### Your goal
Copy every entry exactly as given, minus the images.

### Information given
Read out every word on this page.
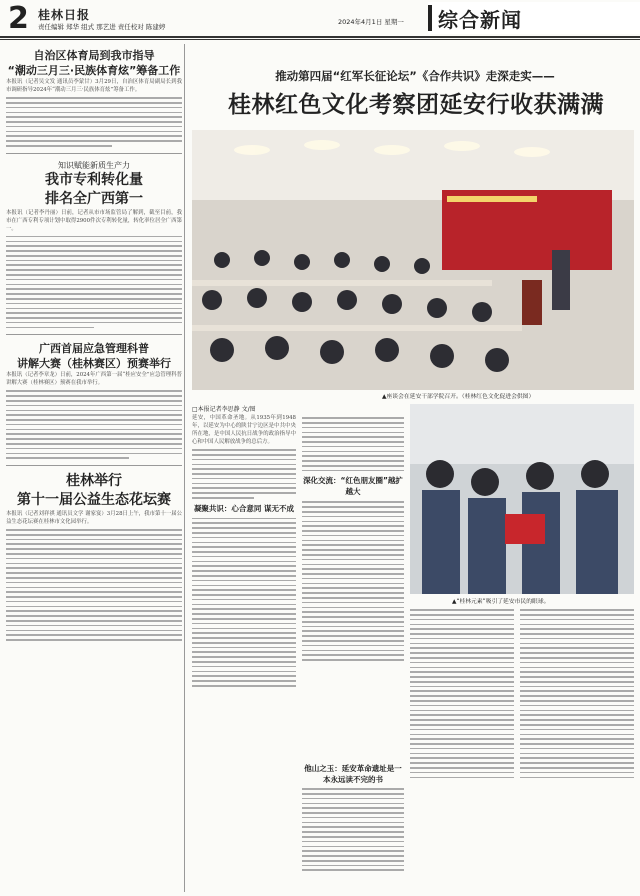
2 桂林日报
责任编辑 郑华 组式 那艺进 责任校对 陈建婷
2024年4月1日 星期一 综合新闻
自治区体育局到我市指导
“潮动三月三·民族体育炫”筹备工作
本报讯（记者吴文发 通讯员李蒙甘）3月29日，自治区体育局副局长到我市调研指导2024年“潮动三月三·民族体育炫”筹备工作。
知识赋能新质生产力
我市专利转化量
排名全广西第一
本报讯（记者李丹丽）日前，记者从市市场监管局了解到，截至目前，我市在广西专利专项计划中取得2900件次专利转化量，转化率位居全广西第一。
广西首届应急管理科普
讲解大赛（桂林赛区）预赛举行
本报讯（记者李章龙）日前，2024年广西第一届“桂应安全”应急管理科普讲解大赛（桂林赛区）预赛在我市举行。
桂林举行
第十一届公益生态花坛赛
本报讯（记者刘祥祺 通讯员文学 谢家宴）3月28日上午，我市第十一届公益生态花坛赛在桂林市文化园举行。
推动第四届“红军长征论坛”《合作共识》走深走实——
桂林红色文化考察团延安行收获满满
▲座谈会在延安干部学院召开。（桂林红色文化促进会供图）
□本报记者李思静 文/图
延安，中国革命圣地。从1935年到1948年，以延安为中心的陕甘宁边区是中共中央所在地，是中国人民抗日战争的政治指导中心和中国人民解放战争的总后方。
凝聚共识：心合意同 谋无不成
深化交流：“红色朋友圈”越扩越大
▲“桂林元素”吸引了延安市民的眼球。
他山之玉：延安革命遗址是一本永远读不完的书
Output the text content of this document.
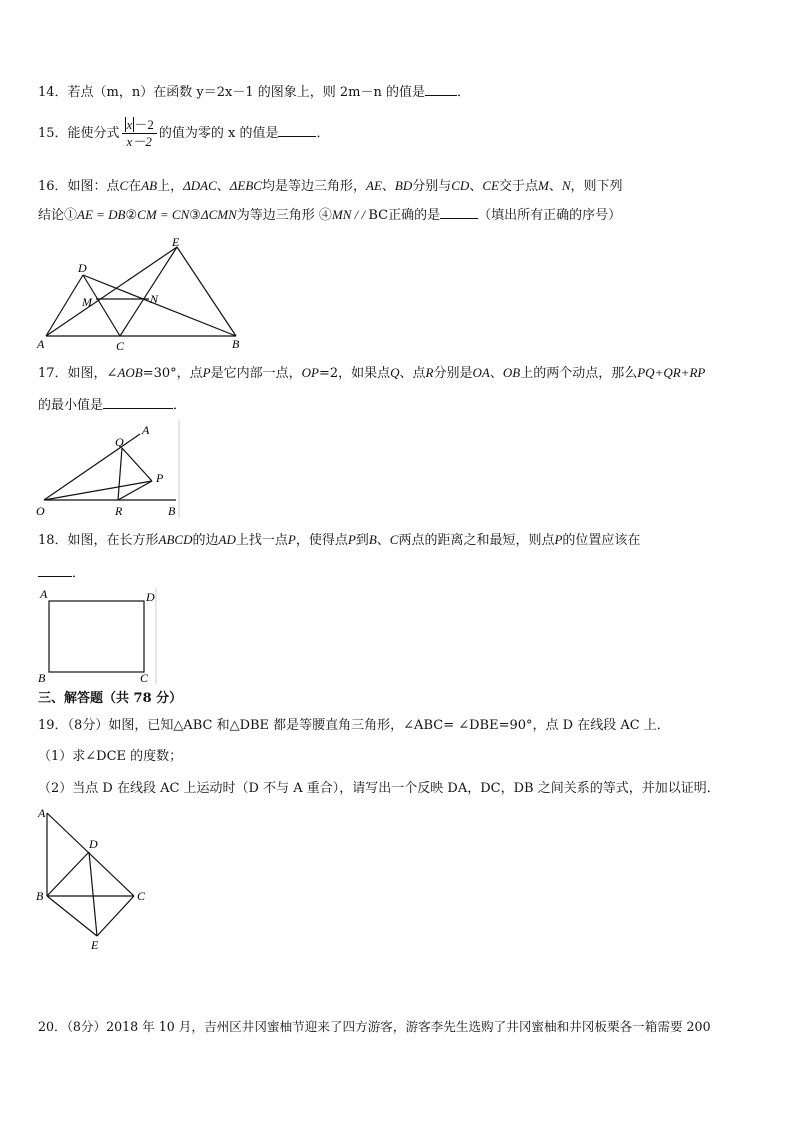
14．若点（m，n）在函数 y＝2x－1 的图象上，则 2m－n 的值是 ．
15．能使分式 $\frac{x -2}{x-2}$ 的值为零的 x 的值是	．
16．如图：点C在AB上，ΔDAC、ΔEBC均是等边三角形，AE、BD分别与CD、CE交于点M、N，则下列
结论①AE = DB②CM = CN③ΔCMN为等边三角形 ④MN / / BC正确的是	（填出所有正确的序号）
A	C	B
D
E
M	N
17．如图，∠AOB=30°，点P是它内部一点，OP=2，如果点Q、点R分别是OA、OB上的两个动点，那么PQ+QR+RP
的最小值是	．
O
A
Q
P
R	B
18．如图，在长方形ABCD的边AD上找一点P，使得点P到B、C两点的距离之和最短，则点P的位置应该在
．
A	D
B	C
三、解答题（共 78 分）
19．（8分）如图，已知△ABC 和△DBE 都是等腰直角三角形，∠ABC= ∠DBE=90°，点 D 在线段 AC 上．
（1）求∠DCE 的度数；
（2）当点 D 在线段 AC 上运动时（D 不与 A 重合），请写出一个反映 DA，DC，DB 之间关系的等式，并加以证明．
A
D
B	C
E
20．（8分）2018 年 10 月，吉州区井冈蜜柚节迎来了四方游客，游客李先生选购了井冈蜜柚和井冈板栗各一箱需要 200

### Response for this exercise
Read out every word on this page.
2 桂林日报
责任编辑 郑华 组式 那艺进 责任校对 陈建婷
2024年4月1日 星期一 综合新闻
自治区体育局到我市指导
“潮动三月三·民族体育炫”筹备工作
本报讯（记者吴文发 通讯员李蒙甘）3月29日，自治区体育局副局长到我市调研指导2024年“潮动三月三·民族体育炫”筹备工作。
知识赋能新质生产力
我市专利转化量
排名全广西第一
本报讯（记者李丹丽）日前，记者从市市场监管局了解到，截至目前，我市在广西专利专项计划中取得2900件次专利转化量，转化率位居全广西第一。
广西首届应急管理科普
讲解大赛（桂林赛区）预赛举行
本报讯（记者李章龙）日前，2024年广西第一届“桂应安全”应急管理科普讲解大赛（桂林赛区）预赛在我市举行。
桂林举行
第十一届公益生态花坛赛
本报讯（记者刘祥祺 通讯员文学 谢家宴）3月28日上午，我市第十一届公益生态花坛赛在桂林市文化园举行。
推动第四届“红军长征论坛”《合作共识》走深走实——
桂林红色文化考察团延安行收获满满
▲座谈会在延安干部学院召开。（桂林红色文化促进会供图）
□本报记者李思静 文/图
延安，中国革命圣地。从1935年到1948年，以延安为中心的陕甘宁边区是中共中央所在地，是中国人民抗日战争的政治指导中心和中国人民解放战争的总后方。
凝聚共识：心合意同 谋无不成
深化交流：“红色朋友圈”越扩越大
▲“桂林元素”吸引了延安市民的眼球。
他山之玉：延安革命遗址是一本永远读不完的书
Output the text content of this document.
14．若点（m，n）在函数 y＝2x－1 的图象上，则 2m－n 的值是 ．
15．能使分式 $\frac{x -2}{x-2}$ 的值为零的 x 的值是	．
16．如图：点C在AB上，ΔDAC、ΔEBC均是等边三角形，AE、BD分别与CD、CE交于点M、N，则下列
结论①AE = DB②CM = CN③ΔCMN为等边三角形 ④MN / / BC正确的是	（填出所有正确的序号）
A	C	B
D
E
M	N
17．如图，∠AOB=30°，点P是它内部一点，OP=2，如果点Q、点R分别是OA、OB上的两个动点，那么PQ+QR+RP
的最小值是	．
O
A
Q
P
R	B
18．如图，在长方形ABCD的边AD上找一点P，使得点P到B、C两点的距离之和最短，则点P的位置应该在
．
A	D
B	C
三、解答题（共 78 分）
19．（8分）如图，已知△ABC 和△DBE 都是等腰直角三角形，∠ABC= ∠DBE=90°，点 D 在线段 AC 上．
（1）求∠DCE 的度数；
（2）当点 D 在线段 AC 上运动时（D 不与 A 重合），请写出一个反映 DA，DC，DB 之间关系的等式，并加以证明．
A
D
B	C
E
20．（8分）2018 年 10 月，吉州区井冈蜜柚节迎来了四方游客，游客李先生选购了井冈蜜柚和井冈板栗各一箱需要 200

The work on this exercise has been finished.